WHAT TO PRODUCE ::
Extend the passage below on Bitcoin spot ETFs and the centralization of Bitcoin, picking up after its last sentence.

PASSAGE FOR REVIEW ::
= = = = =
Above all, it means making Bitcoin a little more centralized every day, taking the risk that it will come under the control of the powerful people at the head of the current system. Over the past few weeks, you've seen a growing number of headlines suggesting that more and more banks have bought into Bitcoin, as have a number of financial institutions.

In reality, these banks and financial institutions have just invested in Bitcoin Spot ETFs from BlackRock or other financial giants. Since the majority of these financial giants don't own the private keys of the Bitcoin they hold on behalf of their clients, you begin to see that the whole thing is a monumental, but mostly centralized, house of cards.

90% of the financial giants who have launched their Bitcoin Spot ETFs use Coinbase to manage their Bitcoin. Everything is centralized in Coinbase. Potential attackers wishing to undermine this system need only target Coinbase...

A far cry from the decentralized ideal of the Bitcoin system.
= = = = =
SOURCE DATA ::
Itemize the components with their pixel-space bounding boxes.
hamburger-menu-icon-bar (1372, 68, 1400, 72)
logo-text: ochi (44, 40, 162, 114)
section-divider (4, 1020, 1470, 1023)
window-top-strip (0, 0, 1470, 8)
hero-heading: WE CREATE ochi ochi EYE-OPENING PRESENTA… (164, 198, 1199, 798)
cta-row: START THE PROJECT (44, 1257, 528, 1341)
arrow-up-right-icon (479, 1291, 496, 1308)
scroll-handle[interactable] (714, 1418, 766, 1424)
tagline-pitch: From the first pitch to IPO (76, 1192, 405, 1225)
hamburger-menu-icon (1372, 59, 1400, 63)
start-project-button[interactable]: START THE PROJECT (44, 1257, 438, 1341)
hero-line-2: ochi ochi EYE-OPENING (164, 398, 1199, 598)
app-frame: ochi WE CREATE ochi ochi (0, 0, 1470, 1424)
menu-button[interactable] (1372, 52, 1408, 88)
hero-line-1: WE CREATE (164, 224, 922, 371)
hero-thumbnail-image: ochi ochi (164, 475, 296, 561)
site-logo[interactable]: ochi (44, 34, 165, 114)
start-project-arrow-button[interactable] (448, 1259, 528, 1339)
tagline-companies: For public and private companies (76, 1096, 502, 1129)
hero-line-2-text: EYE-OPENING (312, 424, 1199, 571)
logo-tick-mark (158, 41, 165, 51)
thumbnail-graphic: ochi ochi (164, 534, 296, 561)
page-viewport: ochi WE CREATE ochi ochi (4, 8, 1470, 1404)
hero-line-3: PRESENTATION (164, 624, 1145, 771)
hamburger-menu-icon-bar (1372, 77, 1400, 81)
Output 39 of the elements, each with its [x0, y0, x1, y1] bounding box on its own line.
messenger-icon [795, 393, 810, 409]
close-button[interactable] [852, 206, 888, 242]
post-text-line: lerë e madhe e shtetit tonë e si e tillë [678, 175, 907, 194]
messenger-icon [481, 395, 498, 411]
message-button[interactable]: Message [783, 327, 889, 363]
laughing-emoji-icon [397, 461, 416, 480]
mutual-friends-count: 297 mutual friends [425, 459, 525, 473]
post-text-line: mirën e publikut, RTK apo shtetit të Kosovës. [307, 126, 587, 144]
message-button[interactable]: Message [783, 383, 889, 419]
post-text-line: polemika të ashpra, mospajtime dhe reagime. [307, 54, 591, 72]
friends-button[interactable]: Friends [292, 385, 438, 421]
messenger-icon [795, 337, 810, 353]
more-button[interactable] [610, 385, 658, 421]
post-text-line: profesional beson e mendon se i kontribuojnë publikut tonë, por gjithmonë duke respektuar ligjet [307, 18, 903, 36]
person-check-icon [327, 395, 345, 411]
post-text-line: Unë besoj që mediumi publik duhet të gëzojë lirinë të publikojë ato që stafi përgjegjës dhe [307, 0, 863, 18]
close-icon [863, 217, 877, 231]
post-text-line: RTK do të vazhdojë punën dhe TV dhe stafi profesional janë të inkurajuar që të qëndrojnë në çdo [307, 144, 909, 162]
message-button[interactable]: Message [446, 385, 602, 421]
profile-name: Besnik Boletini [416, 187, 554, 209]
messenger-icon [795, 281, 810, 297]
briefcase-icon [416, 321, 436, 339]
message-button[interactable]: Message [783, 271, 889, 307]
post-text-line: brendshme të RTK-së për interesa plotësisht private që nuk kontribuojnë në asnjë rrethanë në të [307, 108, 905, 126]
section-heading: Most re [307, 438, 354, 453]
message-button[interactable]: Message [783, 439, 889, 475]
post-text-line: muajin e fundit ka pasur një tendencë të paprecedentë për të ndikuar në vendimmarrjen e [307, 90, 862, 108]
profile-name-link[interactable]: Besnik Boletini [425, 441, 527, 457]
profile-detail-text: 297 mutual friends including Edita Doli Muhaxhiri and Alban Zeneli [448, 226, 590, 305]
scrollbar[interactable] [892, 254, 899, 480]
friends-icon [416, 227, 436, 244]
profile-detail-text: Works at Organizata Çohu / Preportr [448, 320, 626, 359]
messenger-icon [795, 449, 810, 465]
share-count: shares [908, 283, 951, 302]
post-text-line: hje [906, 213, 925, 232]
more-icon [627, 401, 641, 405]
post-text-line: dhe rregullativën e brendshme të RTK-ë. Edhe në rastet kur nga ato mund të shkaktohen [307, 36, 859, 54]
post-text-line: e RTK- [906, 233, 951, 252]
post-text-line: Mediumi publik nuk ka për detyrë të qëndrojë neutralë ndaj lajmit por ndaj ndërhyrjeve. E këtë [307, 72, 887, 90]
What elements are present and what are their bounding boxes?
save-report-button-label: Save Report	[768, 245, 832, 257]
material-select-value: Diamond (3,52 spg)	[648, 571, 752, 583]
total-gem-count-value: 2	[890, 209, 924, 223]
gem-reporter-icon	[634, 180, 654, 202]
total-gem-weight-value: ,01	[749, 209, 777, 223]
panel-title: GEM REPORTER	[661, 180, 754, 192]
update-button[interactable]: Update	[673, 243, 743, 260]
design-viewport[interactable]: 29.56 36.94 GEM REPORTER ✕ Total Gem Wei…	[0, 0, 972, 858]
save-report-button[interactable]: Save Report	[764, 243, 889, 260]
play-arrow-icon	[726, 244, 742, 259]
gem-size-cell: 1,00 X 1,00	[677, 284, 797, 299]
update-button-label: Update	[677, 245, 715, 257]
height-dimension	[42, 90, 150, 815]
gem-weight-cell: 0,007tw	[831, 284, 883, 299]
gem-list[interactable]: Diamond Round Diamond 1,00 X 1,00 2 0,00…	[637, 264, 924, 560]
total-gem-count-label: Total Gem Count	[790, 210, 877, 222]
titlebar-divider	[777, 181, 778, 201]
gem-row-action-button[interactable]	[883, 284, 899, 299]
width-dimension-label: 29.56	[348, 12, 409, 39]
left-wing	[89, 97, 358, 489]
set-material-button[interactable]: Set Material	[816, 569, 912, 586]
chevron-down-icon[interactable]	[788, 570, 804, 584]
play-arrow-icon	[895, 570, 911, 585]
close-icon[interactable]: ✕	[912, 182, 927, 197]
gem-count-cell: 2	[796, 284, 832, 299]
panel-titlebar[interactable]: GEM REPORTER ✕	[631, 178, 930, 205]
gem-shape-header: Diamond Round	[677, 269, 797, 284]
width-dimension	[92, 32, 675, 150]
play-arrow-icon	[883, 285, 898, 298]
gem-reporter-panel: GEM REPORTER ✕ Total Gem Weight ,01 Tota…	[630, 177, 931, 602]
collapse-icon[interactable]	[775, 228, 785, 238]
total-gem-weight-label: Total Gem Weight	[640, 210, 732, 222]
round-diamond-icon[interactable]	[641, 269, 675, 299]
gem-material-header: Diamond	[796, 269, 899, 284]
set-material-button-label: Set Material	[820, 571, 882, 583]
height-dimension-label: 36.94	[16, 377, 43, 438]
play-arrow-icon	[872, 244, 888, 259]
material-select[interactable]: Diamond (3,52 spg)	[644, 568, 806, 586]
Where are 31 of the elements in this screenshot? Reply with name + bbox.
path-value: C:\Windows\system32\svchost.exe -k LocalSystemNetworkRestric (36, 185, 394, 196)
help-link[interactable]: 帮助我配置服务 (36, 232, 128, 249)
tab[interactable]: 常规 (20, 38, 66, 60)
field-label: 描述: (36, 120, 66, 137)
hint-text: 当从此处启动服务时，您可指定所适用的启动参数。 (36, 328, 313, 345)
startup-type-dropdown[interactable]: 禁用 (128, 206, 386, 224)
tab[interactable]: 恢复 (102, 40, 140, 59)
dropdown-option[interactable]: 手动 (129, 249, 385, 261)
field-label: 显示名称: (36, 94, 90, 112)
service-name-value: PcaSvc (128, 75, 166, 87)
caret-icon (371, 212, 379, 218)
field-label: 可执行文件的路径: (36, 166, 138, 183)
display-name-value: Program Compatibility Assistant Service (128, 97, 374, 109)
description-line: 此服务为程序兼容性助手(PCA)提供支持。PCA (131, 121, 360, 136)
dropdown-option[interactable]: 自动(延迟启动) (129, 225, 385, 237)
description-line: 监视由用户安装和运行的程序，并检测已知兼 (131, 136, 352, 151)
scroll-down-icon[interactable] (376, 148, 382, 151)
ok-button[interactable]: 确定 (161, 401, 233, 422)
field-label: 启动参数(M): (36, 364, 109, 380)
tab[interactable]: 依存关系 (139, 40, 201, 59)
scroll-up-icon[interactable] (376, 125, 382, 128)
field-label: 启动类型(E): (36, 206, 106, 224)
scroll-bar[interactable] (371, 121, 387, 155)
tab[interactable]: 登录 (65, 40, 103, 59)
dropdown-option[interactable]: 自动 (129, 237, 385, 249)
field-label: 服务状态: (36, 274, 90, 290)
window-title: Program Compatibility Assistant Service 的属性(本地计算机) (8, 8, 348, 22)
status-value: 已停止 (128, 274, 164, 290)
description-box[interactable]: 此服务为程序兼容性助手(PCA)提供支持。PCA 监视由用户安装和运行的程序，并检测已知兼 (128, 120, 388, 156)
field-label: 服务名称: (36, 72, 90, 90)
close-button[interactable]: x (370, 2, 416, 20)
= = = = =
WRITTEN ANSWER ::
What's even more worrying is that all the Bitcoin held by Coinbase on behalf of these financial giants for their clients is blocked and therefore unusable. There's always this desire to reduce Bitcoin to a store of value, whereas Bitcoin needs to circulate and be exchanged in order to exploit the full potential of the Bitcoin system.

Bitcoin is gradually being marginalized by being integrated into the current system. This is the danger that Bitcoin influencers, more than ever attracted by the lure of profit, refuse to denounce. Opposite them, you'll find long-standing contributors to Bitcoin Core who take offense at this situation and, like yours truly, raise alerts to the community. Unfortunately, these alerts carry little weight in the face of the speculation that some prefer to promote.

Matt Corallo, one of the main contributors to Bitcoin Core, states in a blog post that the next few years will be as crucial for Bitcoin as the famous “Blocksize War” I mentioned earlier.

According to Matt Corallo, Bitcoin was always conceived as a way for individuals to carry out P2P transactions, without the control or interference of a third party. However, this original ideal is now under threat. You can't say I haven't been warning you about this potential risk for months.

While the Bitcoin community has long focused on improving the network's transactional capabilities via solutions such as the Lightning Network, this effort is now coming up against a major stumbling block: the inevitable presence of a centralized, unreliable party in the payment flow.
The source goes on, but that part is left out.